:: STATED EXERCISE ::
All records should be reproduced verbatim.

:: Part of a data file ::
________________

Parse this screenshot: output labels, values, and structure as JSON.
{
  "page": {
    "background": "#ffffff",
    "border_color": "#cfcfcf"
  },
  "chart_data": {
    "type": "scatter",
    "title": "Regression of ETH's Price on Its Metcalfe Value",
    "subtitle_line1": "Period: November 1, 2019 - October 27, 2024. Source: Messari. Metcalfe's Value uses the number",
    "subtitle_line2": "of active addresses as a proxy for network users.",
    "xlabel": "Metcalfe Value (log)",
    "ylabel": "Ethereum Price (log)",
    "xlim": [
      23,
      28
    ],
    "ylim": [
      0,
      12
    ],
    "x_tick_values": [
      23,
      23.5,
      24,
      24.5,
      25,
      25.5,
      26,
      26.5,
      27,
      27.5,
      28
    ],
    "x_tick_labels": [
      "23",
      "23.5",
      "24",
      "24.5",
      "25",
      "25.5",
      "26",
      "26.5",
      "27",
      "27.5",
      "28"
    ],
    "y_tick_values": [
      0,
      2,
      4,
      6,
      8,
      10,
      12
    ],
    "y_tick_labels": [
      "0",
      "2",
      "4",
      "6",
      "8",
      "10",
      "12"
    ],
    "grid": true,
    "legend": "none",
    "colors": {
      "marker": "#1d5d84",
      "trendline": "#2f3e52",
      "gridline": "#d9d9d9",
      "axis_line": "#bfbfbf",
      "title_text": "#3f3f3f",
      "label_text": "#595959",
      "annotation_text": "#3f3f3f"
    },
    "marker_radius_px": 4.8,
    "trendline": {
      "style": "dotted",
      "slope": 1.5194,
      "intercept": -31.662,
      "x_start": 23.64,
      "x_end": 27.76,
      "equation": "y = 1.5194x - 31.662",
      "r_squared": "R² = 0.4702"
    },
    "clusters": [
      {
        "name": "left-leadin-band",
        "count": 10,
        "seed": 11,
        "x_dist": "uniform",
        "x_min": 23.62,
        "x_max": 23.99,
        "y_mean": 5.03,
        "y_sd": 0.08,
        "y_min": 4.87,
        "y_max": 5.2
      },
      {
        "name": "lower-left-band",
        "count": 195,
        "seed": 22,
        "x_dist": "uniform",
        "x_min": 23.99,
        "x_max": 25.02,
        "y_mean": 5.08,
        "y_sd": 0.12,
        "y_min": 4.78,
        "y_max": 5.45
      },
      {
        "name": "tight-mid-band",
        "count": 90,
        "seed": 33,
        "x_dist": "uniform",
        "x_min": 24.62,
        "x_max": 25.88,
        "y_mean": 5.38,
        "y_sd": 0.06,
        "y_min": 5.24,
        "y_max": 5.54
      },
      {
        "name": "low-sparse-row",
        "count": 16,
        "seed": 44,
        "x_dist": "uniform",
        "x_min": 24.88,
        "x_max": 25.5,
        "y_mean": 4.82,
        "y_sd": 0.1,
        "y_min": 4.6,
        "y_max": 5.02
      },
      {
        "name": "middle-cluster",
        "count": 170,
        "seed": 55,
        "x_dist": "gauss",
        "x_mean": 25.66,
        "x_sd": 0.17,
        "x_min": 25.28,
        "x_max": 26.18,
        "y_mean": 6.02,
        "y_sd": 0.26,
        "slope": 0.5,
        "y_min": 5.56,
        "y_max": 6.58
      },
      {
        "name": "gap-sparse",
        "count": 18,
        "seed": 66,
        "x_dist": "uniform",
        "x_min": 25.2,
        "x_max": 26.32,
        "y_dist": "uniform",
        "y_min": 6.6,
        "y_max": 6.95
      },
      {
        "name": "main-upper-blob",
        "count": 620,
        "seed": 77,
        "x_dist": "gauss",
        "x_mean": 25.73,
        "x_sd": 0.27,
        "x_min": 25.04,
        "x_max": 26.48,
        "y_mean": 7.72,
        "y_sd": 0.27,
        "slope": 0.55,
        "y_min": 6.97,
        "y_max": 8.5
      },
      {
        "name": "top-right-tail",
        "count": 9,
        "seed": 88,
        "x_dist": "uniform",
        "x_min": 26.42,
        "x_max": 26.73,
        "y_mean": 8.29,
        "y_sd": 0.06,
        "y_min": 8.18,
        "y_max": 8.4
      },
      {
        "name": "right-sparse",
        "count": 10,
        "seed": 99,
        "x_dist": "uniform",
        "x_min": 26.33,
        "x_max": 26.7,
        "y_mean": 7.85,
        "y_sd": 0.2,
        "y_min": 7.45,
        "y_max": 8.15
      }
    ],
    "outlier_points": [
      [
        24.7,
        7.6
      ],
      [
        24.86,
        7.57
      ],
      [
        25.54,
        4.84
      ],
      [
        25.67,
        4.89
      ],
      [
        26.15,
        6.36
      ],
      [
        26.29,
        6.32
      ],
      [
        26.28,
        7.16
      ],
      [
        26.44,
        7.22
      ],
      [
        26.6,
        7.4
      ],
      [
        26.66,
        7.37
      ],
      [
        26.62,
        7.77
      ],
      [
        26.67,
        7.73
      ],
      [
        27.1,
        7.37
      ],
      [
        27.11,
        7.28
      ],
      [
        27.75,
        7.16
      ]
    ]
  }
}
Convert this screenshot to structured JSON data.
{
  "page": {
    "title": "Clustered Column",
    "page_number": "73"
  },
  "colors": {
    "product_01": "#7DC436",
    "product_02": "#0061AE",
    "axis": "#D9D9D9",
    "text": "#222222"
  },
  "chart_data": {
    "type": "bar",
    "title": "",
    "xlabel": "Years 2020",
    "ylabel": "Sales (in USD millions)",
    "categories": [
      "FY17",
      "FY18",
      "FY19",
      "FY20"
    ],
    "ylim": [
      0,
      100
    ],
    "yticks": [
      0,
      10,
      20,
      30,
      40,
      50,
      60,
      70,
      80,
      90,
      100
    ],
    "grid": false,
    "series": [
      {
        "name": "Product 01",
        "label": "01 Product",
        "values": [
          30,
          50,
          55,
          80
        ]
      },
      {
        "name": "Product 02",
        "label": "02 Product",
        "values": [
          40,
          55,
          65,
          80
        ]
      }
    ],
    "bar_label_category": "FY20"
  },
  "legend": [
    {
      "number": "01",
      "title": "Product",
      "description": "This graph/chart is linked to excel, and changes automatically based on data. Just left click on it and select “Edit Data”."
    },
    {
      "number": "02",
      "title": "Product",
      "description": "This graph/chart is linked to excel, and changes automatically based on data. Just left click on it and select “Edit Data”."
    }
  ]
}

________________

:: FINISHED TASK ::
Parse this screenshot: output labels, values, and structure as JSON.
{
  "page": {
    "background": "#ffffff",
    "border_color": "#cfcfcf"
  },
  "chart_data": {
    "type": "scatter",
    "title": "Regression of ETH's Price on Its Metcalfe Value",
    "subtitle_line1": "Period: November 1, 2019 - October 27, 2024. Source: Messari. Metcalfe's Value uses the number",
    "subtitle_line2": "of active addresses as a proxy for network users.",
    "xlabel": "Metcalfe Value (log)",
    "ylabel": "Ethereum Price (log)",
    "xlim": [
      23,
      28
    ],
    "ylim": [
      0,
      12
    ],
    "x_tick_values": [
      23,
      23.5,
      24,
      24.5,
      25,
      25.5,
      26,
      26.5,
      27,
      27.5,
      28
    ],
    "x_tick_labels": [
      "23",
      "23.5",
      "24",
      "24.5",
      "25",
      "25.5",
      "26",
      "26.5",
      "27",
      "27.5",
      "28"
    ],
    "y_tick_values": [
      0,
      2,
      4,
      6,
      8,
      10,
      12
    ],
    "y_tick_labels": [
      "0",
      "2",
      "4",
      "6",
      "8",
      "10",
      "12"
    ],
    "grid": true,
    "legend": "none",
    "colors": {
      "marker": "#1d5d84",
      "trendline": "#2f3e52",
      "gridline": "#d9d9d9",
      "axis_line": "#bfbfbf",
      "title_text": "#3f3f3f",
      "label_text": "#595959",
      "annotation_text": "#3f3f3f"
    },
    "marker_radius_px": 4.8,
    "trendline": {
      "style": "dotted",
      "slope": 1.5194,
      "intercept": -31.662,
      "x_start": 23.64,
      "x_end": 27.76,
      "equation": "y = 1.5194x - 31.662",
      "r_squared": "R² = 0.4702"
    },
    "clusters": [
      {
        "name": "left-leadin-band",
        "count": 10,
        "seed": 11,
        "x_dist": "uniform",
        "x_min": 23.62,
        "x_max": 23.99,
        "y_mean": 5.03,
        "y_sd": 0.08,
        "y_min": 4.87,
        "y_max": 5.2
      },
      {
        "name": "lower-left-band",
        "count": 195,
        "seed": 22,
        "x_dist": "uniform",
        "x_min": 23.99,
        "x_max": 25.02,
        "y_mean": 5.08,
        "y_sd": 0.12,
        "y_min": 4.78,
        "y_max": 5.45
      },
      {
        "name": "tight-mid-band",
        "count": 90,
        "seed": 33,
        "x_dist": "uniform",
        "x_min": 24.62,
        "x_max": 25.88,
        "y_mean": 5.38,
        "y_sd": 0.06,
        "y_min": 5.24,
        "y_max": 5.54
      },
      {
        "name": "low-sparse-row",
        "count": 16,
        "seed": 44,
        "x_dist": "uniform",
        "x_min": 24.88,
        "x_max": 25.5,
        "y_mean": 4.82,
        "y_sd": 0.1,
        "y_min": 4.6,
        "y_max": 5.02
      },
      {
        "name": "middle-cluster",
        "count": 170,
        "seed": 55,
        "x_dist": "gauss",
        "x_mean": 25.66,
        "x_sd": 0.17,
        "x_min": 25.28,
        "x_max": 26.18,
        "y_mean": 6.02,
        "y_sd": 0.26,
        "slope": 0.5,
        "y_min": 5.56,
        "y_max": 6.58
      },
      {
        "name": "gap-sparse",
        "count": 18,
        "seed": 66,
        "x_dist": "uniform",
        "x_min": 25.2,
        "x_max": 26.32,
        "y_dist": "uniform",
        "y_min": 6.6,
        "y_max": 6.95
      },
      {
        "name": "main-upper-blob",
        "count": 620,
        "seed": 77,
        "x_dist": "gauss",
        "x_mean": 25.73,
        "x_sd": 0.27,
        "x_min": 25.04,
        "x_max": 26.48,
        "y_mean": 7.72,
        "y_sd": 0.27,
        "slope": 0.55,
        "y_min": 6.97,
        "y_max": 8.5
      },
      {
        "name": "top-right-tail",
        "count": 9,
        "seed": 88,
        "x_dist": "uniform",
        "x_min": 26.42,
        "x_max": 26.73,
        "y_mean": 8.29,
        "y_sd": 0.06,
        "y_min": 8.18,
        "y_max": 8.4
      },
      {
        "name": "right-sparse",
        "count": 10,
        "seed": 99,
        "x_dist": "uniform",
        "x_min": 26.33,
        "x_max": 26.7,
        "y_mean": 7.85,
        "y_sd": 0.2,
        "y_min": 7.45,
        "y_max": 8.15
      }
    ],
    "outlier_points": [
      [
        24.7,
        7.6
      ],
      [
        24.86,
        7.57
      ],
      [
        25.54,
        4.84
      ],
      [
        25.67,
        4.89
      ],
      [
        26.15,
        6.36
      ],
      [
        26.29,
        6.32
      ],
      [
        26.28,
        7.16
      ],
      [
        26.44,
        7.22
      ],
      [
        26.6,
        7.4
      ],
      [
        26.66,
        7.37
      ],
      [
        26.62,
        7.77
      ],
      [
        26.67,
        7.73
      ],
      [
        27.1,
        7.37
      ],
      [
        27.11,
        7.28
      ],
      [
        27.75,
        7.16
      ]
    ]
  }
}
Convert this screenshot to structured JSON data.
{
  "page": {
    "title": "Clustered Column",
    "page_number": "73"
  },
  "colors": {
    "product_01": "#7DC436",
    "product_02": "#0061AE",
    "axis": "#D9D9D9",
    "text": "#222222"
  },
  "chart_data": {
    "type": "bar",
    "title": "",
    "xlabel": "Years 2020",
    "ylabel": "Sales (in USD millions)",
    "categories": [
      "FY17",
      "FY18",
      "FY19",
      "FY20"
    ],
    "ylim": [
      0,
      100
    ],
    "yticks": [
      0,
      10,
      20,
      30,
      40,
      50,
      60,
      70,
      80,
      90,
      100
    ],
    "grid": false,
    "series": [
      {
        "name": "Product 01",
        "label": "01 Product",
        "values": [
          30,
          50,
          55,
          80
        ]
      },
      {
        "name": "Product 02",
        "label": "02 Product",
        "values": [
          40,
          55,
          65,
          80
        ]
      }
    ],
    "bar_label_category": "FY20"
  },
  "legend": [
    {
      "number": "01",
      "title": "Product",
      "description": "This graph/chart is linked to excel, and changes automatically based on data. Just left click on it and select “Edit Data”."
    },
    {
      "number": "02",
      "title": "Product",
      "description": "This graph/chart is linked to excel, and changes automatically based on data. Just left click on it and select “Edit Data”."
    }
  ]
}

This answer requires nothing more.